** OBJECTIVE **
Without altering anything, output the material below.

== DATASET

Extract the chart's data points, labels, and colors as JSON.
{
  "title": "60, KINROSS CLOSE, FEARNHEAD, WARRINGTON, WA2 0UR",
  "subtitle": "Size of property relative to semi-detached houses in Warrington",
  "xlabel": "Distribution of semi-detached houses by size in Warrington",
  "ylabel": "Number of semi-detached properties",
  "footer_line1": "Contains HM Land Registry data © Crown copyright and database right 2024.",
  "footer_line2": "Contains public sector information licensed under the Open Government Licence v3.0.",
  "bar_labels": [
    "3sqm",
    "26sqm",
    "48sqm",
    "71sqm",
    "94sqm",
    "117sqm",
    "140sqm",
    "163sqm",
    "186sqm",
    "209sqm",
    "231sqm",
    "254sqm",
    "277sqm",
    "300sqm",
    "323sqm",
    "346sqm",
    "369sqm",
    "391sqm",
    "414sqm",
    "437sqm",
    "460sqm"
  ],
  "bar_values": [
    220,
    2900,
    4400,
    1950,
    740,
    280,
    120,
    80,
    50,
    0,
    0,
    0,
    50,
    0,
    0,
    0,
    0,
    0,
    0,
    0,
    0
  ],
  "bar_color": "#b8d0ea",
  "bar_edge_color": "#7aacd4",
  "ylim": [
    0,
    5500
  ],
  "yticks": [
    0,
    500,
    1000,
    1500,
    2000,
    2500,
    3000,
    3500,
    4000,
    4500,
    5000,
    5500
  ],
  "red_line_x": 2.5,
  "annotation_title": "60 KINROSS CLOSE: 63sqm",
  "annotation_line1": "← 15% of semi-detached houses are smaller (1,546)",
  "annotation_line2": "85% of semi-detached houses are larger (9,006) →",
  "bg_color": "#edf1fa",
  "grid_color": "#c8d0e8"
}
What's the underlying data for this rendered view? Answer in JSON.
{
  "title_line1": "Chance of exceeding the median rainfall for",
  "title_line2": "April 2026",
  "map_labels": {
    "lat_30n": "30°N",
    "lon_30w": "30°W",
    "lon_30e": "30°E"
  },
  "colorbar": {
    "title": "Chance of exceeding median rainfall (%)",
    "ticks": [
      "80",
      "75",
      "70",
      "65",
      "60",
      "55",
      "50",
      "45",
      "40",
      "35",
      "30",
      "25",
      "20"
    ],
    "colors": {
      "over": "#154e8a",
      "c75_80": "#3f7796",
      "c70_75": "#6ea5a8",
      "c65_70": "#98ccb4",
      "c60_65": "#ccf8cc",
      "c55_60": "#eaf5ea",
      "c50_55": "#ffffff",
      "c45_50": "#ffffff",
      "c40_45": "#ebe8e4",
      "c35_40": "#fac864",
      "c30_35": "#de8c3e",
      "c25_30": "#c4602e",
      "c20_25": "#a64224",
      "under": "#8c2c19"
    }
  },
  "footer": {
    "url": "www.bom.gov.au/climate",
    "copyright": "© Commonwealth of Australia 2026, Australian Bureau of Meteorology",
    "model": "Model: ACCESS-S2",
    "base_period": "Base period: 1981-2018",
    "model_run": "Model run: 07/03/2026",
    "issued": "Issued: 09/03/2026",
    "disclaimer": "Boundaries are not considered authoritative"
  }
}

====

** OUTPUT OF THE EXERCISE **
Extract the chart's data points, labels, and colors as JSON.
{
  "title": "60, KINROSS CLOSE, FEARNHEAD, WARRINGTON, WA2 0UR",
  "subtitle": "Size of property relative to semi-detached houses in Warrington",
  "xlabel": "Distribution of semi-detached houses by size in Warrington",
  "ylabel": "Number of semi-detached properties",
  "footer_line1": "Contains HM Land Registry data © Crown copyright and database right 2024.",
  "footer_line2": "Contains public sector information licensed under the Open Government Licence v3.0.",
  "bar_labels": [
    "3sqm",
    "26sqm",
    "48sqm",
    "71sqm",
    "94sqm",
    "117sqm",
    "140sqm",
    "163sqm",
    "186sqm",
    "209sqm",
    "231sqm",
    "254sqm",
    "277sqm",
    "300sqm",
    "323sqm",
    "346sqm",
    "369sqm",
    "391sqm",
    "414sqm",
    "437sqm",
    "460sqm"
  ],
  "bar_values": [
    220,
    2900,
    4400,
    1950,
    740,
    280,
    120,
    80,
    50,
    0,
    0,
    0,
    50,
    0,
    0,
    0,
    0,
    0,
    0,
    0,
    0
  ],
  "bar_color": "#b8d0ea",
  "bar_edge_color": "#7aacd4",
  "ylim": [
    0,
    5500
  ],
  "yticks": [
    0,
    500,
    1000,
    1500,
    2000,
    2500,
    3000,
    3500,
    4000,
    4500,
    5000,
    5500
  ],
  "red_line_x": 2.5,
  "annotation_title": "60 KINROSS CLOSE: 63sqm",
  "annotation_line1": "← 15% of semi-detached houses are smaller (1,546)",
  "annotation_line2": "85% of semi-detached houses are larger (9,006) →",
  "bg_color": "#edf1fa",
  "grid_color": "#c8d0e8"
}
What's the underlying data for this rendered view? Answer in JSON.
{
  "title_line1": "Chance of exceeding the median rainfall for",
  "title_line2": "April 2026",
  "map_labels": {
    "lat_30n": "30°N",
    "lon_30w": "30°W",
    "lon_30e": "30°E"
  },
  "colorbar": {
    "title": "Chance of exceeding median rainfall (%)",
    "ticks": [
      "80",
      "75",
      "70",
      "65",
      "60",
      "55",
      "50",
      "45",
      "40",
      "35",
      "30",
      "25",
      "20"
    ],
    "colors": {
      "over": "#154e8a",
      "c75_80": "#3f7796",
      "c70_75": "#6ea5a8",
      "c65_70": "#98ccb4",
      "c60_65": "#ccf8cc",
      "c55_60": "#eaf5ea",
      "c50_55": "#ffffff",
      "c45_50": "#ffffff",
      "c40_45": "#ebe8e4",
      "c35_40": "#fac864",
      "c30_35": "#de8c3e",
      "c25_30": "#c4602e",
      "c20_25": "#a64224",
      "under": "#8c2c19"
    }
  },
  "footer": {
    "url": "www.bom.gov.au/climate",
    "copyright": "© Commonwealth of Australia 2026, Australian Bureau of Meteorology",
    "model": "Model: ACCESS-S2",
    "base_period": "Base period: 1981-2018",
    "model_run": "Model run: 07/03/2026",
    "issued": "Issued: 09/03/2026",
    "disclaimer": "Boundaries are not considered authoritative"
  }
}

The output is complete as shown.